* _TO BE DONE_
Which lines hold the string "name"? Copy every one of them.

**** PROVIDED INFORMATION

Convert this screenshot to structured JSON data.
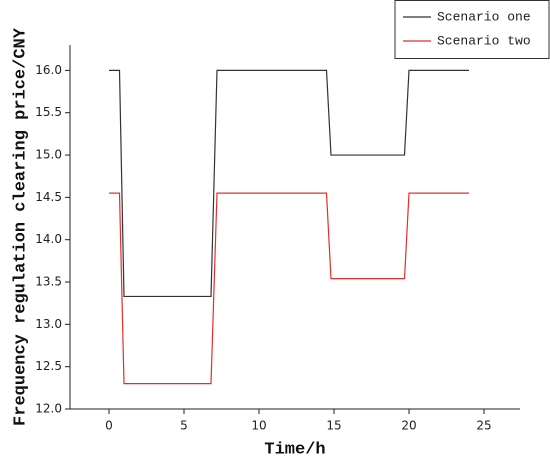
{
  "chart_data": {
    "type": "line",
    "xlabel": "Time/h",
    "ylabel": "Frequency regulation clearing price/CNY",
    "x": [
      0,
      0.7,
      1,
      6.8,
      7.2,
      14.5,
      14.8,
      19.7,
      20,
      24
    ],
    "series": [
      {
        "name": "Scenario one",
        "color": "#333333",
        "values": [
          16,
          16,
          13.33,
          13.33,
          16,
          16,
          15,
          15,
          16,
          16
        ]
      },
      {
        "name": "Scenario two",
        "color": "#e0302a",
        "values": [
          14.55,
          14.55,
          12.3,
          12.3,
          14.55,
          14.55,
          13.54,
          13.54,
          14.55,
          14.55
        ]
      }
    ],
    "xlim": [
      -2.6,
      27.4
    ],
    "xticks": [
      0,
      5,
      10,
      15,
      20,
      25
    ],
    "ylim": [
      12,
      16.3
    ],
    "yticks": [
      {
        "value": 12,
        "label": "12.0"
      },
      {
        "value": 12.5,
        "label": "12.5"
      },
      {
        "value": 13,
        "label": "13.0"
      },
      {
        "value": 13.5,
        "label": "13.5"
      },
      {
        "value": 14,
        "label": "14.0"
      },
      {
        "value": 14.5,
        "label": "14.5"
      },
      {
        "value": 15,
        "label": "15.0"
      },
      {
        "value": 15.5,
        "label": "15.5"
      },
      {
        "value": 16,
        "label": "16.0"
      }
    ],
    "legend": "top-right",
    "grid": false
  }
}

********

* _SOLUTION_
        "name": "Scenario one",
        "name": "Scenario two",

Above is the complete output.